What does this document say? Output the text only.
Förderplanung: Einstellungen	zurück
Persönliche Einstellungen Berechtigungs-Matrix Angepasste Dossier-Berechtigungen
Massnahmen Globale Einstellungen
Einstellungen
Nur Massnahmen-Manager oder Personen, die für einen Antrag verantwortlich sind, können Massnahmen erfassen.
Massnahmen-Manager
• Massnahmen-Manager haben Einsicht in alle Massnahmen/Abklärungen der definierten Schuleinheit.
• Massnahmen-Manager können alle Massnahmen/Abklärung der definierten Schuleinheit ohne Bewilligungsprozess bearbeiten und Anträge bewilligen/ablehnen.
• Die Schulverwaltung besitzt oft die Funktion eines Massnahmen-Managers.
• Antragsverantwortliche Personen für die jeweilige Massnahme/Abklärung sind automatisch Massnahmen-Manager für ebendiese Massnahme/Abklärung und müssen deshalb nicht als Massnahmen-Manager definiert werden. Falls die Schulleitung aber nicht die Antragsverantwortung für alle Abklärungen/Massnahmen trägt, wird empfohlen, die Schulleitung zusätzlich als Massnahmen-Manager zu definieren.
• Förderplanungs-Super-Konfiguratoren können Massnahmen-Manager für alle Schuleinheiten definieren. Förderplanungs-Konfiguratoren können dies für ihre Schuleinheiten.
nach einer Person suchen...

━━━━━━━━━━━━━━━━━━━━━━━━━━━━━━

* EXERCISE DIRECTIONS
Type out the entries again, word for word.

* RESPONSE FOR THIS EXERCISE
What does this document say? Output the text only.
Förderplanung: Einstellungen	zurück
Persönliche Einstellungen Berechtigungs-Matrix Angepasste Dossier-Berechtigungen
Massnahmen Globale Einstellungen
Einstellungen
Nur Massnahmen-Manager oder Personen, die für einen Antrag verantwortlich sind, können Massnahmen erfassen.
Massnahmen-Manager
• Massnahmen-Manager haben Einsicht in alle Massnahmen/Abklärungen der definierten Schuleinheit.
• Massnahmen-Manager können alle Massnahmen/Abklärung der definierten Schuleinheit ohne Bewilligungsprozess bearbeiten und Anträge bewilligen/ablehnen.
• Die Schulverwaltung besitzt oft die Funktion eines Massnahmen-Managers.
• Antragsverantwortliche Personen für die jeweilige Massnahme/Abklärung sind automatisch Massnahmen-Manager für ebendiese Massnahme/Abklärung und müssen deshalb nicht als Massnahmen-Manager definiert werden. Falls die Schulleitung aber nicht die Antragsverantwortung für alle Abklärungen/Massnahmen trägt, wird empfohlen, die Schulleitung zusätzlich als Massnahmen-Manager zu definieren.
• Förderplanungs-Super-Konfiguratoren können Massnahmen-Manager für alle Schuleinheiten definieren. Förderplanungs-Konfiguratoren können dies für ihre Schuleinheiten.
nach einer Person suchen...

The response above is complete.